--- BEGIN Task input ---

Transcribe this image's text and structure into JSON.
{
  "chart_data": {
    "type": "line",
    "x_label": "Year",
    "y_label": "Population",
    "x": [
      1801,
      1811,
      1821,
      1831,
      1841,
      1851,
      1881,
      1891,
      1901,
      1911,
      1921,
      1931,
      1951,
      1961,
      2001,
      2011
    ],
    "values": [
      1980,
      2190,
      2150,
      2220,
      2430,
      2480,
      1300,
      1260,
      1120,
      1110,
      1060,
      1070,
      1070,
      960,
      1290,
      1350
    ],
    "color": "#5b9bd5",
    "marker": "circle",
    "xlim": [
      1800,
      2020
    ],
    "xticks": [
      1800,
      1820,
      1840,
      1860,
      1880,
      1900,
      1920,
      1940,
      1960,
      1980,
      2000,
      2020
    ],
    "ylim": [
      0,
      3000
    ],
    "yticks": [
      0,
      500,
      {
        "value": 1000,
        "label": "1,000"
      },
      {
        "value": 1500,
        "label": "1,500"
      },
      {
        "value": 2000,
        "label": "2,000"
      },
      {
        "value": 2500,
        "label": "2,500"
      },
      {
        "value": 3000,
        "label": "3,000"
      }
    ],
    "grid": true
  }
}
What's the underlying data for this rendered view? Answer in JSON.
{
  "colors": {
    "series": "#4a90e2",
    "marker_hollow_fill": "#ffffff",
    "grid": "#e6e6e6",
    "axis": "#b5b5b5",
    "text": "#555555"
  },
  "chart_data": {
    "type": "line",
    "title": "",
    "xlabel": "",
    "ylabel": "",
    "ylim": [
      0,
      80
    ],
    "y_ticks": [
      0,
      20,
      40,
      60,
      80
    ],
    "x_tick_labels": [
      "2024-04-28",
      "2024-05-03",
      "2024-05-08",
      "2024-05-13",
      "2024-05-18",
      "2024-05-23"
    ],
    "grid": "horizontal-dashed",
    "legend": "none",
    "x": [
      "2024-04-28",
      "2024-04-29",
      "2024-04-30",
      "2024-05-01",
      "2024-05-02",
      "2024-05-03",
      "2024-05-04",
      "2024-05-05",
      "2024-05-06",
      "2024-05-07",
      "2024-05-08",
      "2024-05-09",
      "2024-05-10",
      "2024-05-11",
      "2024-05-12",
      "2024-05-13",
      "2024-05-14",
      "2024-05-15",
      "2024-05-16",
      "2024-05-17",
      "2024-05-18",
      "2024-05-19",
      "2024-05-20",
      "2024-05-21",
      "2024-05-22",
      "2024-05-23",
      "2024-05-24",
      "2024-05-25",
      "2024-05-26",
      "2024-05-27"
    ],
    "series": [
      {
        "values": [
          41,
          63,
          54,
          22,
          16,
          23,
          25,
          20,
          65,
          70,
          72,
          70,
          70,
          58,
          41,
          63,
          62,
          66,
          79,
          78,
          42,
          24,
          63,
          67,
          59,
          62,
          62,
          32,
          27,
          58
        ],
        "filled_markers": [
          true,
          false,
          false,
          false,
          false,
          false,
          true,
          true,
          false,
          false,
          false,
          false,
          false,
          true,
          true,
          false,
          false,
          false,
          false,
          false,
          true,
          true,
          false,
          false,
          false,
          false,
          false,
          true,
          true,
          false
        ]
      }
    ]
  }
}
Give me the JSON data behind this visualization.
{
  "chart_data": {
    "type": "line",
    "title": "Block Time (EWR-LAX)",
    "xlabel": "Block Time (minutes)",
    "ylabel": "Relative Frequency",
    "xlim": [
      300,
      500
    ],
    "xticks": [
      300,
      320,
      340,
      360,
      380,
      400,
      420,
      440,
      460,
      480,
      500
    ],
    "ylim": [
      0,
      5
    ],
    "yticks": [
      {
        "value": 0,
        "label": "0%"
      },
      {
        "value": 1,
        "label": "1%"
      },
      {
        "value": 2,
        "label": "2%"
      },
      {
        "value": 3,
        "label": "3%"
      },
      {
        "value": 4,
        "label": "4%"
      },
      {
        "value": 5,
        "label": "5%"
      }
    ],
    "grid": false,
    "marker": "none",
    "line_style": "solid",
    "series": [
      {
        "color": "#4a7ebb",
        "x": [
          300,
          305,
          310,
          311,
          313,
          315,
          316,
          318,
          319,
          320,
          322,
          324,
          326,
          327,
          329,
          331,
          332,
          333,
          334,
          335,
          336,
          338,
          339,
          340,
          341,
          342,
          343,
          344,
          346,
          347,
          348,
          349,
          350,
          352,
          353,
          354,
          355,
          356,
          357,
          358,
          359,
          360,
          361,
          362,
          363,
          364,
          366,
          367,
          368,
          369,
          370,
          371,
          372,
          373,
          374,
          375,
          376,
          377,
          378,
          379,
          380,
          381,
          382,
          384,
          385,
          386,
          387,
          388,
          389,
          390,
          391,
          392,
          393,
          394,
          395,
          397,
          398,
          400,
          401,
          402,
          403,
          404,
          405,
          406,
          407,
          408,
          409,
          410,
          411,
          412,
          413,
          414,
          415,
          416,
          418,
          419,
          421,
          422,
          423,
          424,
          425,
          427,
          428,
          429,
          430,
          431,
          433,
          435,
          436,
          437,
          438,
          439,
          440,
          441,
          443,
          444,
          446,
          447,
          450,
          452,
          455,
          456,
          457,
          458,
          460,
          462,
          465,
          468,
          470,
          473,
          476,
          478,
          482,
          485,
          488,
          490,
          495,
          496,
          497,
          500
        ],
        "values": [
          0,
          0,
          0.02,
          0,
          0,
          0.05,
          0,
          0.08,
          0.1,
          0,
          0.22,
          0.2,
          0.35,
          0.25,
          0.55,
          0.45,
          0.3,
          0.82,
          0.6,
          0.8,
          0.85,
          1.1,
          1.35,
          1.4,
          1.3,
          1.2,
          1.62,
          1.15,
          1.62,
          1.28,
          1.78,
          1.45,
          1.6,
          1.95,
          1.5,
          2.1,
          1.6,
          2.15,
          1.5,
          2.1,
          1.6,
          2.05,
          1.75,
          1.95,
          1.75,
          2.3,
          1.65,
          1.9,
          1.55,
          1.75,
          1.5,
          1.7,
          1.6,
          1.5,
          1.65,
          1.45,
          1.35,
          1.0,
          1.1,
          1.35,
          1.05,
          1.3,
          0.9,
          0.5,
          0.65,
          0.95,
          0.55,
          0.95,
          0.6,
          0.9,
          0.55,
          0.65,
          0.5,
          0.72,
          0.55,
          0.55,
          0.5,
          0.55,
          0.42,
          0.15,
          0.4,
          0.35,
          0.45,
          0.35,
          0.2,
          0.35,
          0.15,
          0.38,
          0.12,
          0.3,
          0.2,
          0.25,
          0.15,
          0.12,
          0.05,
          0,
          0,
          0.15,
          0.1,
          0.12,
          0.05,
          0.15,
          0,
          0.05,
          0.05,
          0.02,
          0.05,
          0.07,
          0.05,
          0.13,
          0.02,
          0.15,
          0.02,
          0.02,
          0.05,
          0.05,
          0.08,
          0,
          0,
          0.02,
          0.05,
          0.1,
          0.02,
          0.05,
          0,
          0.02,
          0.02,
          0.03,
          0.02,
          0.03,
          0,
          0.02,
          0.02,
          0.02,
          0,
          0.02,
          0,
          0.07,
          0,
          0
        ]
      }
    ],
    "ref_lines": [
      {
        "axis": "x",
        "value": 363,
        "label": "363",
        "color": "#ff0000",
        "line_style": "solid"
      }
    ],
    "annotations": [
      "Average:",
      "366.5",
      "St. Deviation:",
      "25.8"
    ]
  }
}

--- END Task input ---

• Written task
Write out the entries above word for word.

• Answer to this exercise
Transcribe this image's text and structure into JSON.
{
  "chart_data": {
    "type": "line",
    "x_label": "Year",
    "y_label": "Population",
    "x": [
      1801,
      1811,
      1821,
      1831,
      1841,
      1851,
      1881,
      1891,
      1901,
      1911,
      1921,
      1931,
      1951,
      1961,
      2001,
      2011
    ],
    "values": [
      1980,
      2190,
      2150,
      2220,
      2430,
      2480,
      1300,
      1260,
      1120,
      1110,
      1060,
      1070,
      1070,
      960,
      1290,
      1350
    ],
    "color": "#5b9bd5",
    "marker": "circle",
    "xlim": [
      1800,
      2020
    ],
    "xticks": [
      1800,
      1820,
      1840,
      1860,
      1880,
      1900,
      1920,
      1940,
      1960,
      1980,
      2000,
      2020
    ],
    "ylim": [
      0,
      3000
    ],
    "yticks": [
      0,
      500,
      {
        "value": 1000,
        "label": "1,000"
      },
      {
        "value": 1500,
        "label": "1,500"
      },
      {
        "value": 2000,
        "label": "2,000"
      },
      {
        "value": 2500,
        "label": "2,500"
      },
      {
        "value": 3000,
        "label": "3,000"
      }
    ],
    "grid": true
  }
}
What's the underlying data for this rendered view? Answer in JSON.
{
  "colors": {
    "series": "#4a90e2",
    "marker_hollow_fill": "#ffffff",
    "grid": "#e6e6e6",
    "axis": "#b5b5b5",
    "text": "#555555"
  },
  "chart_data": {
    "type": "line",
    "title": "",
    "xlabel": "",
    "ylabel": "",
    "ylim": [
      0,
      80
    ],
    "y_ticks": [
      0,
      20,
      40,
      60,
      80
    ],
    "x_tick_labels": [
      "2024-04-28",
      "2024-05-03",
      "2024-05-08",
      "2024-05-13",
      "2024-05-18",
      "2024-05-23"
    ],
    "grid": "horizontal-dashed",
    "legend": "none",
    "x": [
      "2024-04-28",
      "2024-04-29",
      "2024-04-30",
      "2024-05-01",
      "2024-05-02",
      "2024-05-03",
      "2024-05-04",
      "2024-05-05",
      "2024-05-06",
      "2024-05-07",
      "2024-05-08",
      "2024-05-09",
      "2024-05-10",
      "2024-05-11",
      "2024-05-12",
      "2024-05-13",
      "2024-05-14",
      "2024-05-15",
      "2024-05-16",
      "2024-05-17",
      "2024-05-18",
      "2024-05-19",
      "2024-05-20",
      "2024-05-21",
      "2024-05-22",
      "2024-05-23",
      "2024-05-24",
      "2024-05-25",
      "2024-05-26",
      "2024-05-27"
    ],
    "series": [
      {
        "values": [
          41,
          63,
          54,
          22,
          16,
          23,
          25,
          20,
          65,
          70,
          72,
          70,
          70,
          58,
          41,
          63,
          62,
          66,
          79,
          78,
          42,
          24,
          63,
          67,
          59,
          62,
          62,
          32,
          27,
          58
        ],
        "filled_markers": [
          true,
          false,
          false,
          false,
          false,
          false,
          true,
          true,
          false,
          false,
          false,
          false,
          false,
          true,
          true,
          false,
          false,
          false,
          false,
          false,
          true,
          true,
          false,
          false,
          false,
          false,
          false,
          true,
          true,
          false
        ]
      }
    ]
  }
}
Give me the JSON data behind this visualization.
{
  "chart_data": {
    "type": "line",
    "title": "Block Time (EWR-LAX)",
    "xlabel": "Block Time (minutes)",
    "ylabel": "Relative Frequency",
    "xlim": [
      300,
      500
    ],
    "xticks": [
      300,
      320,
      340,
      360,
      380,
      400,
      420,
      440,
      460,
      480,
      500
    ],
    "ylim": [
      0,
      5
    ],
    "yticks": [
      {
        "value": 0,
        "label": "0%"
      },
      {
        "value": 1,
        "label": "1%"
      },
      {
        "value": 2,
        "label": "2%"
      },
      {
        "value": 3,
        "label": "3%"
      },
      {
        "value": 4,
        "label": "4%"
      },
      {
        "value": 5,
        "label": "5%"
      }
    ],
    "grid": false,
    "marker": "none",
    "line_style": "solid",
    "series": [
      {
        "color": "#4a7ebb",
        "x": [
          300,
          305,
          310,
          311,
          313,
          315,
          316,
          318,
          319,
          320,
          322,
          324,
          326,
          327,
          329,
          331,
          332,
          333,
          334,
          335,
          336,
          338,
          339,
          340,
          341,
          342,
          343,
          344,
          346,
          347,
          348,
          349,
          350,
          352,
          353,
          354,
          355,
          356,
          357,
          358,
          359,
          360,
          361,
          362,
          363,
          364,
          366,
          367,
          368,
          369,
          370,
          371,
          372,
          373,
          374,
          375,
          376,
          377,
          378,
          379,
          380,
          381,
          382,
          384,
          385,
          386,
          387,
          388,
          389,
          390,
          391,
          392,
          393,
          394,
          395,
          397,
          398,
          400,
          401,
          402,
          403,
          404,
          405,
          406,
          407,
          408,
          409,
          410,
          411,
          412,
          413,
          414,
          415,
          416,
          418,
          419,
          421,
          422,
          423,
          424,
          425,
          427,
          428,
          429,
          430,
          431,
          433,
          435,
          436,
          437,
          438,
          439,
          440,
          441,
          443,
          444,
          446,
          447,
          450,
          452,
          455,
          456,
          457,
          458,
          460,
          462,
          465,
          468,
          470,
          473,
          476,
          478,
          482,
          485,
          488,
          490,
          495,
          496,
          497,
          500
        ],
        "values": [
          0,
          0,
          0.02,
          0,
          0,
          0.05,
          0,
          0.08,
          0.1,
          0,
          0.22,
          0.2,
          0.35,
          0.25,
          0.55,
          0.45,
          0.3,
          0.82,
          0.6,
          0.8,
          0.85,
          1.1,
          1.35,
          1.4,
          1.3,
          1.2,
          1.62,
          1.15,
          1.62,
          1.28,
          1.78,
          1.45,
          1.6,
          1.95,
          1.5,
          2.1,
          1.6,
          2.15,
          1.5,
          2.1,
          1.6,
          2.05,
          1.75,
          1.95,
          1.75,
          2.3,
          1.65,
          1.9,
          1.55,
          1.75,
          1.5,
          1.7,
          1.6,
          1.5,
          1.65,
          1.45,
          1.35,
          1.0,
          1.1,
          1.35,
          1.05,
          1.3,
          0.9,
          0.5,
          0.65,
          0.95,
          0.55,
          0.95,
          0.6,
          0.9,
          0.55,
          0.65,
          0.5,
          0.72,
          0.55,
          0.55,
          0.5,
          0.55,
          0.42,
          0.15,
          0.4,
          0.35,
          0.45,
          0.35,
          0.2,
          0.35,
          0.15,
          0.38,
          0.12,
          0.3,
          0.2,
          0.25,
          0.15,
          0.12,
          0.05,
          0,
          0,
          0.15,
          0.1,
          0.12,
          0.05,
          0.15,
          0,
          0.05,
          0.05,
          0.02,
          0.05,
          0.07,
          0.05,
          0.13,
          0.02,
          0.15,
          0.02,
          0.02,
          0.05,
          0.05,
          0.08,
          0,
          0,
          0.02,
          0.05,
          0.1,
          0.02,
          0.05,
          0,
          0.02,
          0.02,
          0.03,
          0.02,
          0.03,
          0,
          0.02,
          0.02,
          0.02,
          0,
          0.02,
          0,
          0.07,
          0,
          0
        ]
      }
    ],
    "ref_lines": [
      {
        "axis": "x",
        "value": 363,
        "label": "363",
        "color": "#ff0000",
        "line_style": "solid"
      }
    ],
    "annotations": [
      "Average:",
      "366.5",
      "St. Deviation:",
      "25.8"
    ]
  }
}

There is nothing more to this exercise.